_To do:_
Return every line below as is, leaving out the pictures.

_Data for this task:_
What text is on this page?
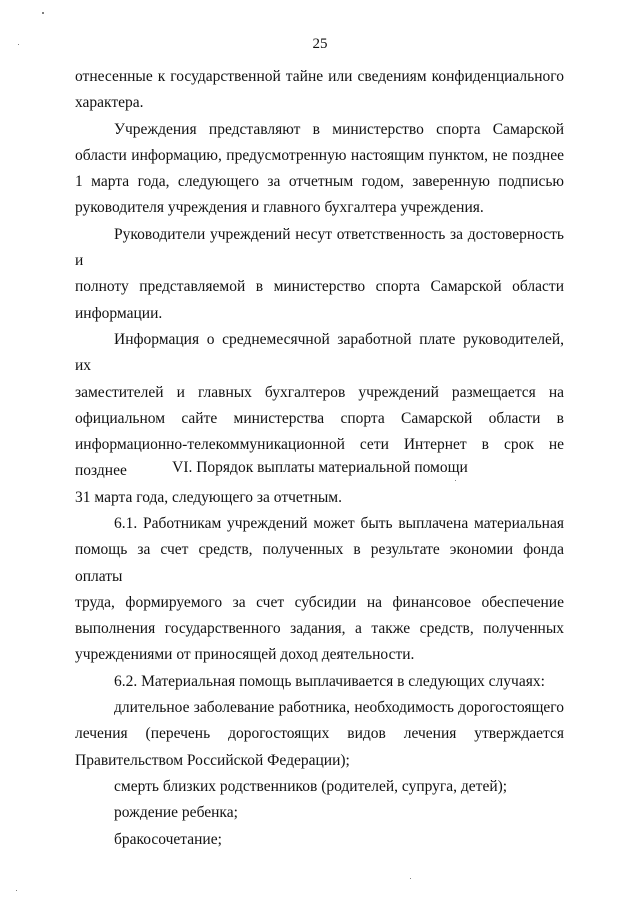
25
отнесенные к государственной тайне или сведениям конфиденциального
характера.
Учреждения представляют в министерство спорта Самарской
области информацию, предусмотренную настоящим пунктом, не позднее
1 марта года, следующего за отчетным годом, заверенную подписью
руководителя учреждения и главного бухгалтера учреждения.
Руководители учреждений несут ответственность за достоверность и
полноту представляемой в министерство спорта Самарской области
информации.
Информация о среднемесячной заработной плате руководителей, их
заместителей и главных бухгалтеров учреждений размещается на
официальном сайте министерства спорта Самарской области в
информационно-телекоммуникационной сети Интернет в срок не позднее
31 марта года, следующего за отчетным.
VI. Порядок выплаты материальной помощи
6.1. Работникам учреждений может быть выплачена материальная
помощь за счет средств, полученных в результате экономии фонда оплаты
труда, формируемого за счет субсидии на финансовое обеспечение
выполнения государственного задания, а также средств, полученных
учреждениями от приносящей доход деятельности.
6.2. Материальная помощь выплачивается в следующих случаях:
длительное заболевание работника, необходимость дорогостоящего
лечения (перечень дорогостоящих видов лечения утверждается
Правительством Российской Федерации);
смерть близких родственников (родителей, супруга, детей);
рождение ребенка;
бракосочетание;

_Right answer:_
What text is on this page?
25
отнесенные к государственной тайне или сведениям конфиденциального
характера.
Учреждения представляют в министерство спорта Самарской
области информацию, предусмотренную настоящим пунктом, не позднее
1 марта года, следующего за отчетным годом, заверенную подписью
руководителя учреждения и главного бухгалтера учреждения.
Руководители учреждений несут ответственность за достоверность и
полноту представляемой в министерство спорта Самарской области
информации.
Информация о среднемесячной заработной плате руководителей, их
заместителей и главных бухгалтеров учреждений размещается на
официальном сайте министерства спорта Самарской области в
информационно-телекоммуникационной сети Интернет в срок не позднее
31 марта года, следующего за отчетным.
VI. Порядок выплаты материальной помощи
6.1. Работникам учреждений может быть выплачена материальная
помощь за счет средств, полученных в результате экономии фонда оплаты
труда, формируемого за счет субсидии на финансовое обеспечение
выполнения государственного задания, а также средств, полученных
учреждениями от приносящей доход деятельности.
6.2. Материальная помощь выплачивается в следующих случаях:
длительное заболевание работника, необходимость дорогостоящего
лечения (перечень дорогостоящих видов лечения утверждается
Правительством Российской Федерации);
смерть близких родственников (родителей, супруга, детей);
рождение ребенка;
бракосочетание;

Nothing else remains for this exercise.